SHORT PROBLEM: Reproduce all the entries exactly and keep the pictures out.

* Start *

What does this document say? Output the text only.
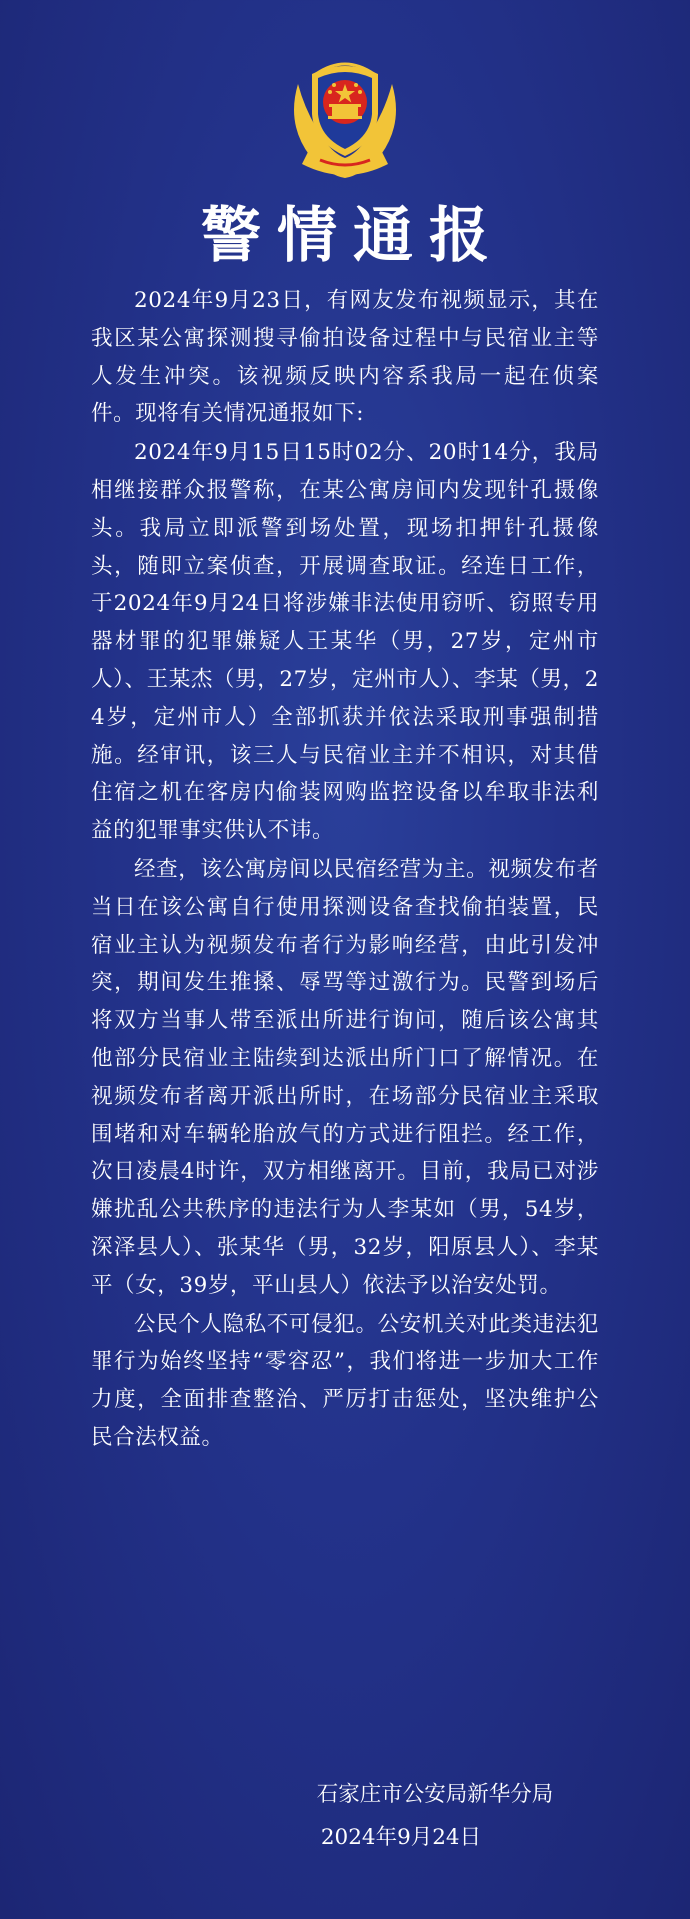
警情通报

2024年9月23日，有网友发布视频显示，其在我区某公寓探测搜寻偷拍设备过程中与民宿业主等人发生冲突。该视频反映内容系我局一起在侦案件。现将有关情况通报如下:

2024年9月15日15时02分、20时14分，我局相继接群众报警称，在某公寓房间内发现针孔摄像头。我局立即派警到场处置，现场扣押针孔摄像头，随即立案侦查，开展调查取证。经连日工作，于2024年9月24日将涉嫌非法使用窃听、窃照专用器材罪的犯罪嫌疑人王某华（男，27岁，定州市人）、王某杰（男，27岁，定州市人）、李某（男，24岁，定州市人）全部抓获并依法采取刑事强制措施。经审讯，该三人与民宿业主并不相识，对其借住宿之机在客房内偷装网购监控设备以牟取非法利益的犯罪事实供认不讳。

经查，该公寓房间以民宿经营为主。视频发布者当日在该公寓自行使用探测设备查找偷拍装置，民宿业主认为视频发布者行为影响经营，由此引发冲突，期间发生推搡、辱骂等过激行为。民警到场后将双方当事人带至派出所进行询问，随后该公寓其他部分民宿业主陆续到达派出所门口了解情况。在视频发布者离开派出所时，在场部分民宿业主采取围堵和对车辆轮胎放气的方式进行阻拦。经工作，次日凌晨4时许，双方相继离开。目前，我局已对涉嫌扰乱公共秩序的违法行为人李某如（男，54岁，深泽县人）、张某华（男，32岁，阳原县人）、李某平（女，39岁，平山县人）依法予以治安处罚。

公民个人隐私不可侵犯。公安机关对此类违法犯罪行为始终坚持“零容忍”，我们将进一步加大工作力度，全面排查整治、严厉打击惩处，坚决维护公民合法权益。

石家庄市公安局新华分局
2024年9月24日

* End *

OUTPUT FOR THIS TASK:
What does this document say? Output the text only.
警情通报

2024年9月23日，有网友发布视频显示，其在我区某公寓探测搜寻偷拍设备过程中与民宿业主等人发生冲突。该视频反映内容系我局一起在侦案件。现将有关情况通报如下:

2024年9月15日15时02分、20时14分，我局相继接群众报警称，在某公寓房间内发现针孔摄像头。我局立即派警到场处置，现场扣押针孔摄像头，随即立案侦查，开展调查取证。经连日工作，于2024年9月24日将涉嫌非法使用窃听、窃照专用器材罪的犯罪嫌疑人王某华（男，27岁，定州市人）、王某杰（男，27岁，定州市人）、李某（男，24岁，定州市人）全部抓获并依法采取刑事强制措施。经审讯，该三人与民宿业主并不相识，对其借住宿之机在客房内偷装网购监控设备以牟取非法利益的犯罪事实供认不讳。

经查，该公寓房间以民宿经营为主。视频发布者当日在该公寓自行使用探测设备查找偷拍装置，民宿业主认为视频发布者行为影响经营，由此引发冲突，期间发生推搡、辱骂等过激行为。民警到场后将双方当事人带至派出所进行询问，随后该公寓其他部分民宿业主陆续到达派出所门口了解情况。在视频发布者离开派出所时，在场部分民宿业主采取围堵和对车辆轮胎放气的方式进行阻拦。经工作，次日凌晨4时许，双方相继离开。目前，我局已对涉嫌扰乱公共秩序的违法行为人李某如（男，54岁，深泽县人）、张某华（男，32岁，阳原县人）、李某平（女，39岁，平山县人）依法予以治安处罚。

公民个人隐私不可侵犯。公安机关对此类违法犯罪行为始终坚持“零容忍”，我们将进一步加大工作力度，全面排查整治、严厉打击惩处，坚决维护公民合法权益。

石家庄市公安局新华分局
2024年9月24日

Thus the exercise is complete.